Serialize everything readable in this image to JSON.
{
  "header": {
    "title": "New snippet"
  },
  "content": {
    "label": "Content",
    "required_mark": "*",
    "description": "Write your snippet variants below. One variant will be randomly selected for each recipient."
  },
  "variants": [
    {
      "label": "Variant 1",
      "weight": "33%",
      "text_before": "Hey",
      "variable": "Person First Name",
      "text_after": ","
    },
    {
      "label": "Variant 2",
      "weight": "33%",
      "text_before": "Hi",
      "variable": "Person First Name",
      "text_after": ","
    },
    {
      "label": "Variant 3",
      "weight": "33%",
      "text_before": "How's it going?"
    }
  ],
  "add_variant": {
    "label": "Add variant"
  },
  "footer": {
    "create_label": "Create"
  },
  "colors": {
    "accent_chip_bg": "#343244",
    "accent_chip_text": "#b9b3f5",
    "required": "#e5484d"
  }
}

·····

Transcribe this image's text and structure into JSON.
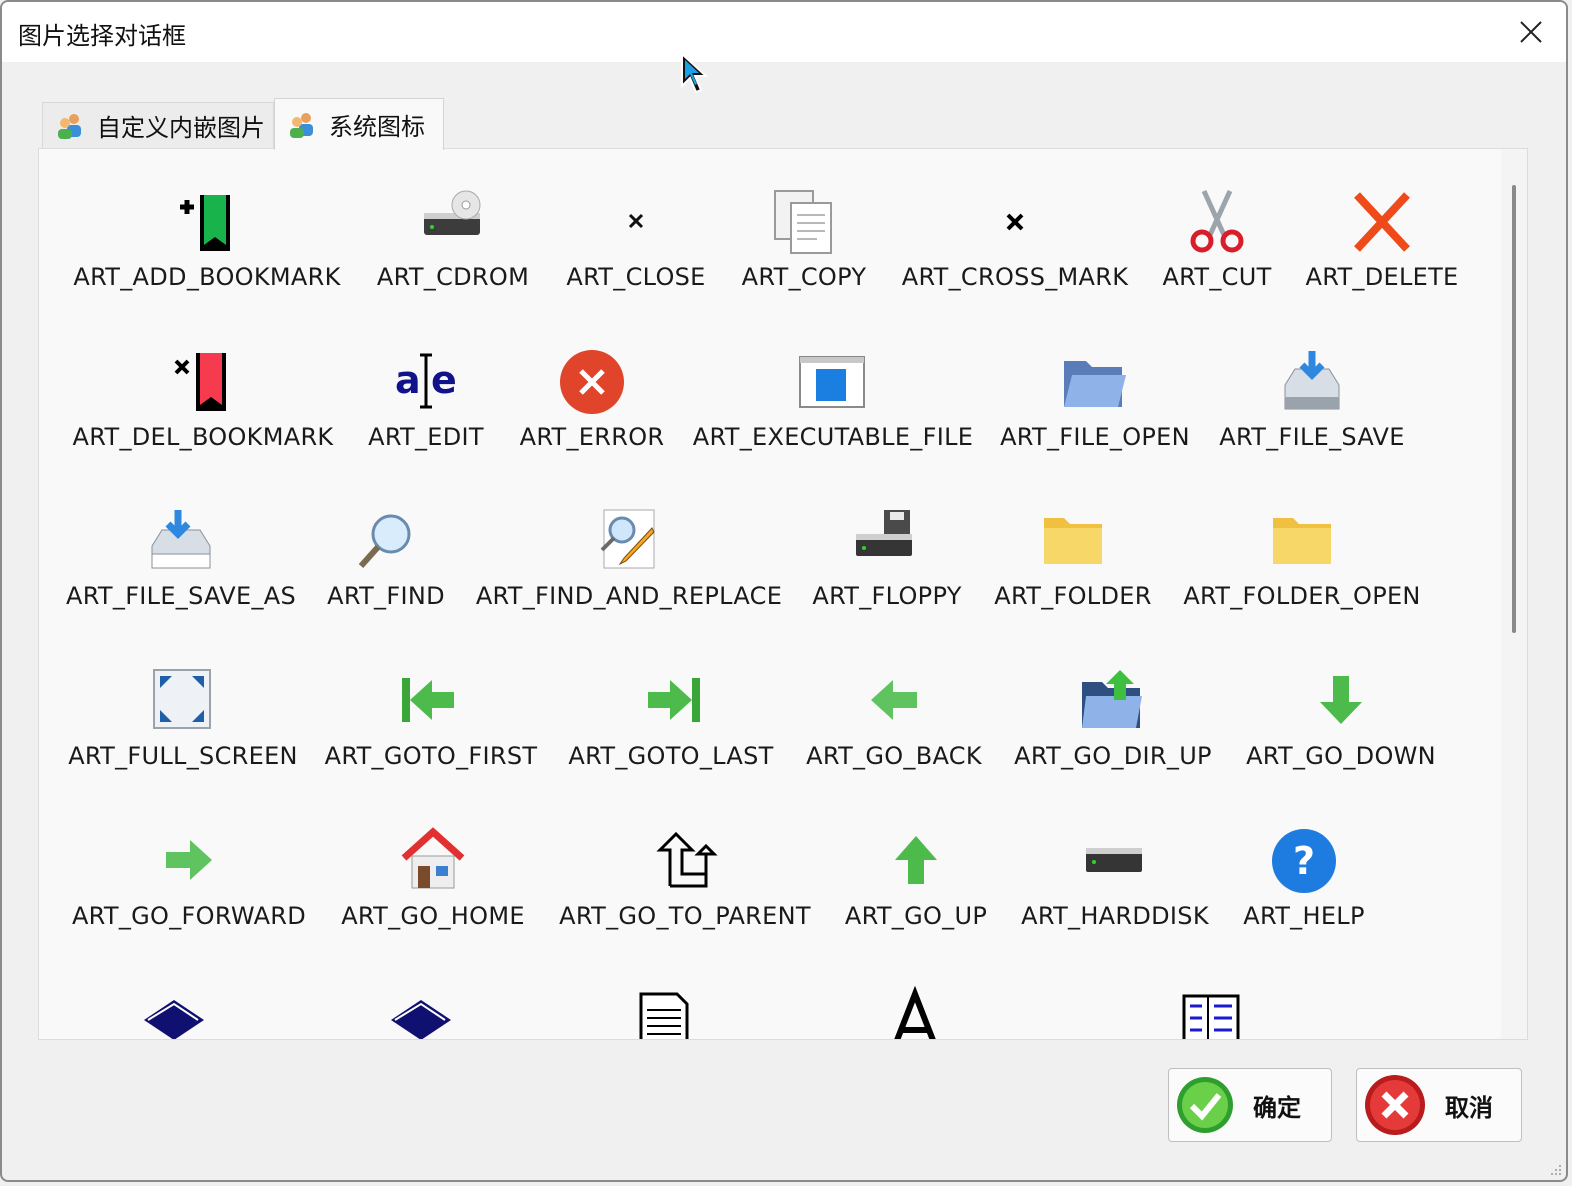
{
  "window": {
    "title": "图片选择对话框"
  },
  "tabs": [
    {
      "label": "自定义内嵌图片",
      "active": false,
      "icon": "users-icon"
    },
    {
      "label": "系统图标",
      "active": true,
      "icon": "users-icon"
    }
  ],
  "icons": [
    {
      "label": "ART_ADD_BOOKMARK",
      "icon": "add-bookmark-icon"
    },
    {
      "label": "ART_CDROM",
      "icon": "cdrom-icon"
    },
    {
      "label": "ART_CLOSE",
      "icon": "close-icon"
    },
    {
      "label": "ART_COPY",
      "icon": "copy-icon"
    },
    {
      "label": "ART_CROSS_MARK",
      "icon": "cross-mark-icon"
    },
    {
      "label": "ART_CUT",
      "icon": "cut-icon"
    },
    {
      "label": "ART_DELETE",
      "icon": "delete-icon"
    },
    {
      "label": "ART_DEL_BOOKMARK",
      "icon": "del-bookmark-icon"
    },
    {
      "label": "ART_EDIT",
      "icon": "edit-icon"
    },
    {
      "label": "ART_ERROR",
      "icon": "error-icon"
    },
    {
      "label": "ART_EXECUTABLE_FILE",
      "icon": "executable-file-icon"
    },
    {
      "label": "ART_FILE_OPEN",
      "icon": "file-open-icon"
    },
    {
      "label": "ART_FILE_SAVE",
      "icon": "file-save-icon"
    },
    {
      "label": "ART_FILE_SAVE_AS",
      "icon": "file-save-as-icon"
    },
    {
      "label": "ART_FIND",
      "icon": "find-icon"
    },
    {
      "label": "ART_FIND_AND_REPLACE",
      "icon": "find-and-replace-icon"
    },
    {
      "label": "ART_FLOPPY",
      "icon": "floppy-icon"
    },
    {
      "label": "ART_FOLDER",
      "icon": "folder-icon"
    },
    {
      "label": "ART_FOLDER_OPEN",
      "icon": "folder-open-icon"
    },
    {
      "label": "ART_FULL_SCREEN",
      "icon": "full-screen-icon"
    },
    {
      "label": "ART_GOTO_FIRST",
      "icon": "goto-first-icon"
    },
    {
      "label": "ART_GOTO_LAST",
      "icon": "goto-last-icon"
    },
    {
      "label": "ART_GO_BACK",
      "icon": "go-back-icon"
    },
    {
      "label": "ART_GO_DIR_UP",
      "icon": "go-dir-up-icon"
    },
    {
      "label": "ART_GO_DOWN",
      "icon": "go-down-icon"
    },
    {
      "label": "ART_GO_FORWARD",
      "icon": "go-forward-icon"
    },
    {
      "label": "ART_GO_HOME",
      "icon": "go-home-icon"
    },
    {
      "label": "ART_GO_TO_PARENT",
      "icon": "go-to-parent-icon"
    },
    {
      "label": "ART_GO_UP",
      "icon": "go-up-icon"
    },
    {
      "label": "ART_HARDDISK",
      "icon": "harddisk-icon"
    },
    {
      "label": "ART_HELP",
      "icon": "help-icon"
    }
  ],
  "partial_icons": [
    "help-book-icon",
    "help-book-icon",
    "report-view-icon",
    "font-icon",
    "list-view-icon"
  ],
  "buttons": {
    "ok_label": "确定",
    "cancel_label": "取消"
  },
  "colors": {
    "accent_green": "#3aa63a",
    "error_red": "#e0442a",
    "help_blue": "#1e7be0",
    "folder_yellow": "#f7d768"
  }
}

·····

[Task to carry out] In the entries above, find the lines containing the word "JSON" and say how many there are, with no other words.

[Task output] 2